#### DIRECTIVE
Copy the records word for word from their first line through the line with "The windshield 13 is at (522, 150).", including that line, and leave out the pictures.
***
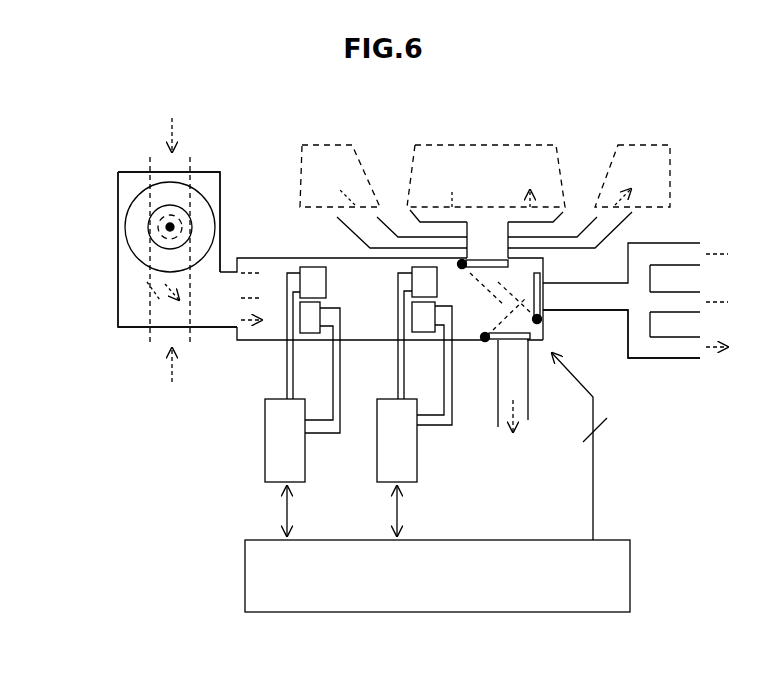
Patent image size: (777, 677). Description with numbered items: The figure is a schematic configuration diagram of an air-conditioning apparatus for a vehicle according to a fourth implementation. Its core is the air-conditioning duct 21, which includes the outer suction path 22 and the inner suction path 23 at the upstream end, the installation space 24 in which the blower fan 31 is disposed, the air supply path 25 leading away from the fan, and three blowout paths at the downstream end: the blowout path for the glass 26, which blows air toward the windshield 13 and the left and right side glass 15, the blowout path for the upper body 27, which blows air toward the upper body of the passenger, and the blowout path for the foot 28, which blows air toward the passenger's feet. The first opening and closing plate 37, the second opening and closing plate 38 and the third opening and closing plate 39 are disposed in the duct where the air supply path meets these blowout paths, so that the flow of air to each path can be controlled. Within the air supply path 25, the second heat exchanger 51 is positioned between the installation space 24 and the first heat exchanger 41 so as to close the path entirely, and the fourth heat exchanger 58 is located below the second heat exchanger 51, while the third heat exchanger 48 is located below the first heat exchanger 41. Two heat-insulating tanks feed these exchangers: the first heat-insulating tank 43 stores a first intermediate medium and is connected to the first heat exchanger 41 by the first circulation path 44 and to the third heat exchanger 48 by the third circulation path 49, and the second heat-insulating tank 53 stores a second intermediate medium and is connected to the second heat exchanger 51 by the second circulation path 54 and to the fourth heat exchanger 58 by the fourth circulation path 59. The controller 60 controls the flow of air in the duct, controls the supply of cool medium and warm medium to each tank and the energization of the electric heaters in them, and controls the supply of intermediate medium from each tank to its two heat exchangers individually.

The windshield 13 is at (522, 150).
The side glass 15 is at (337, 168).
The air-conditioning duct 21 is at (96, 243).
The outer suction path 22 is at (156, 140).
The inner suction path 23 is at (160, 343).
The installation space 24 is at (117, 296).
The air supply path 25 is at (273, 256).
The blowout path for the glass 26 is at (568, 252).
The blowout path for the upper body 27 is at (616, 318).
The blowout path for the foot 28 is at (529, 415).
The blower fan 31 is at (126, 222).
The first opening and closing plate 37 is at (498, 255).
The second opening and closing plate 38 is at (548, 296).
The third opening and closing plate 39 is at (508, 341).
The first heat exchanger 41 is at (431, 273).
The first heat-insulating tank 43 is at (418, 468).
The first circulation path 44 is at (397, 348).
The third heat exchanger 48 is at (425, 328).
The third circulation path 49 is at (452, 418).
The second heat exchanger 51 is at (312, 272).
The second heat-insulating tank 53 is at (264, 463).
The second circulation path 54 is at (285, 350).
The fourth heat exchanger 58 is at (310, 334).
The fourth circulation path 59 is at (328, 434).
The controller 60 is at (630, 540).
***
#### OUTPUT FOR THIS TASK
Patent image size: (777, 677). Description with numbered items: The figure is a schematic configuration diagram of an air-conditioning apparatus for a vehicle according to a fourth implementation. Its core is the air-conditioning duct 21, which includes the outer suction path 22 and the inner suction path 23 at the upstream end, the installation space 24 in which the blower fan 31 is disposed, the air supply path 25 leading away from the fan, and three blowout paths at the downstream end: the blowout path for the glass 26, which blows air toward the windshield 13 and the left and right side glass 15, the blowout path for the upper body 27, which blows air toward the upper body of the passenger, and the blowout path for the foot 28, which blows air toward the passenger's feet. The first opening and closing plate 37, the second opening and closing plate 38 and the third opening and closing plate 39 are disposed in the duct where the air supply path meets these blowout paths, so that the flow of air to each path can be controlled. Within the air supply path 25, the second heat exchanger 51 is positioned between the installation space 24 and the first heat exchanger 41 so as to close the path entirely, and the fourth heat exchanger 58 is located below the second heat exchanger 51, while the third heat exchanger 48 is located below the first heat exchanger 41. Two heat-insulating tanks feed these exchangers: the first heat-insulating tank 43 stores a first intermediate medium and is connected to the first heat exchanger 41 by the first circulation path 44 and to the third heat exchanger 48 by the third circulation path 49, and the second heat-insulating tank 53 stores a second intermediate medium and is connected to the second heat exchanger 51 by the second circulation path 54 and to the fourth heat exchanger 58 by the fourth circulation path 59. The controller 60 controls the flow of air in the duct, controls the supply of cool medium and warm medium to each tank and the energization of the electric heaters in them, and controls the supply of intermediate medium from each tank to its two heat exchangers individually.

The windshield 13 is at (522, 150).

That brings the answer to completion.